- STATED EXERCISE: Print the entries below in their entirety, exactly as they are written.

------------------------------------------------------------------------

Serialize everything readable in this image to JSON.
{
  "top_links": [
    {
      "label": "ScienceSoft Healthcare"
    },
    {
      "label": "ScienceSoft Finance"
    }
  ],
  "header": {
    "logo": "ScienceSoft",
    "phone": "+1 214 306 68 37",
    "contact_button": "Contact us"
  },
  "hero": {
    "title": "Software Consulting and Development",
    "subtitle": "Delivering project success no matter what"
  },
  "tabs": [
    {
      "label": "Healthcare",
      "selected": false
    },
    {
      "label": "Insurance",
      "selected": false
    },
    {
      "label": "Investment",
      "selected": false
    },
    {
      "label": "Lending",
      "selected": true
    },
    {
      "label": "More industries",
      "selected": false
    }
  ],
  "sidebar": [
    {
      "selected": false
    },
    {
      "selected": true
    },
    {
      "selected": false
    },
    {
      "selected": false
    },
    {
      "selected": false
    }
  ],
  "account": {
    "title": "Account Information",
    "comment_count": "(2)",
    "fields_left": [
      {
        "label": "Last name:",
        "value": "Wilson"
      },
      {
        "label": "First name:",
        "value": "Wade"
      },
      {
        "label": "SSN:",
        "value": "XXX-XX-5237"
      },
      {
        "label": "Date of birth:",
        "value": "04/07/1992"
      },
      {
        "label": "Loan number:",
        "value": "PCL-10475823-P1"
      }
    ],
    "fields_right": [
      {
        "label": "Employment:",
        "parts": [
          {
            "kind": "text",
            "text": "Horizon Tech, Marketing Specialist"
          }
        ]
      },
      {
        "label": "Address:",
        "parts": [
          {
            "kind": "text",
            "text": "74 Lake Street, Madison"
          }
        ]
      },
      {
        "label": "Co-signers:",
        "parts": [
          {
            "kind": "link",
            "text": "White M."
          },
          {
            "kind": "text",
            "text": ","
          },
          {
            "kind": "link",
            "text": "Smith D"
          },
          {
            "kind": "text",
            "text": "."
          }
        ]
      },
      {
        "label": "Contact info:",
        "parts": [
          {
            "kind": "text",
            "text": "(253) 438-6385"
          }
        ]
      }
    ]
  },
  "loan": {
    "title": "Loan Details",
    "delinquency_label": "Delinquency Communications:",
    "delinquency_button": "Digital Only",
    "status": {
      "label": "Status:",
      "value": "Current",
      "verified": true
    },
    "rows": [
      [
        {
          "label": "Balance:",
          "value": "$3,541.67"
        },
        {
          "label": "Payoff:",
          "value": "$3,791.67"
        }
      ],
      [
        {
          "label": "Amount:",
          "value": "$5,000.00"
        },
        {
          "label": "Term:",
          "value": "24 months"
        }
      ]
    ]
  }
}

------------------------------------------------------------------------

- FINISHED EXERCISE:
Serialize everything readable in this image to JSON.
{
  "top_links": [
    {
      "label": "ScienceSoft Healthcare"
    },
    {
      "label": "ScienceSoft Finance"
    }
  ],
  "header": {
    "logo": "ScienceSoft",
    "phone": "+1 214 306 68 37",
    "contact_button": "Contact us"
  },
  "hero": {
    "title": "Software Consulting and Development",
    "subtitle": "Delivering project success no matter what"
  },
  "tabs": [
    {
      "label": "Healthcare",
      "selected": false
    },
    {
      "label": "Insurance",
      "selected": false
    },
    {
      "label": "Investment",
      "selected": false
    },
    {
      "label": "Lending",
      "selected": true
    },
    {
      "label": "More industries",
      "selected": false
    }
  ],
  "sidebar": [
    {
      "selected": false
    },
    {
      "selected": true
    },
    {
      "selected": false
    },
    {
      "selected": false
    },
    {
      "selected": false
    }
  ],
  "account": {
    "title": "Account Information",
    "comment_count": "(2)",
    "fields_left": [
      {
        "label": "Last name:",
        "value": "Wilson"
      },
      {
        "label": "First name:",
        "value": "Wade"
      },
      {
        "label": "SSN:",
        "value": "XXX-XX-5237"
      },
      {
        "label": "Date of birth:",
        "value": "04/07/1992"
      },
      {
        "label": "Loan number:",
        "value": "PCL-10475823-P1"
      }
    ],
    "fields_right": [
      {
        "label": "Employment:",
        "parts": [
          {
            "kind": "text",
            "text": "Horizon Tech, Marketing Specialist"
          }
        ]
      },
      {
        "label": "Address:",
        "parts": [
          {
            "kind": "text",
            "text": "74 Lake Street, Madison"
          }
        ]
      },
      {
        "label": "Co-signers:",
        "parts": [
          {
            "kind": "link",
            "text": "White M."
          },
          {
            "kind": "text",
            "text": ","
          },
          {
            "kind": "link",
            "text": "Smith D"
          },
          {
            "kind": "text",
            "text": "."
          }
        ]
      },
      {
        "label": "Contact info:",
        "parts": [
          {
            "kind": "text",
            "text": "(253) 438-6385"
          }
        ]
      }
    ]
  },
  "loan": {
    "title": "Loan Details",
    "delinquency_label": "Delinquency Communications:",
    "delinquency_button": "Digital Only",
    "status": {
      "label": "Status:",
      "value": "Current",
      "verified": true
    },
    "rows": [
      [
        {
          "label": "Balance:",
          "value": "$3,541.67"
        },
        {
          "label": "Payoff:",
          "value": "$3,791.67"
        }
      ],
      [
        {
          "label": "Amount:",
          "value": "$5,000.00"
        },
        {
          "label": "Term:",
          "value": "24 months"
        }
      ]
    ]
  }
}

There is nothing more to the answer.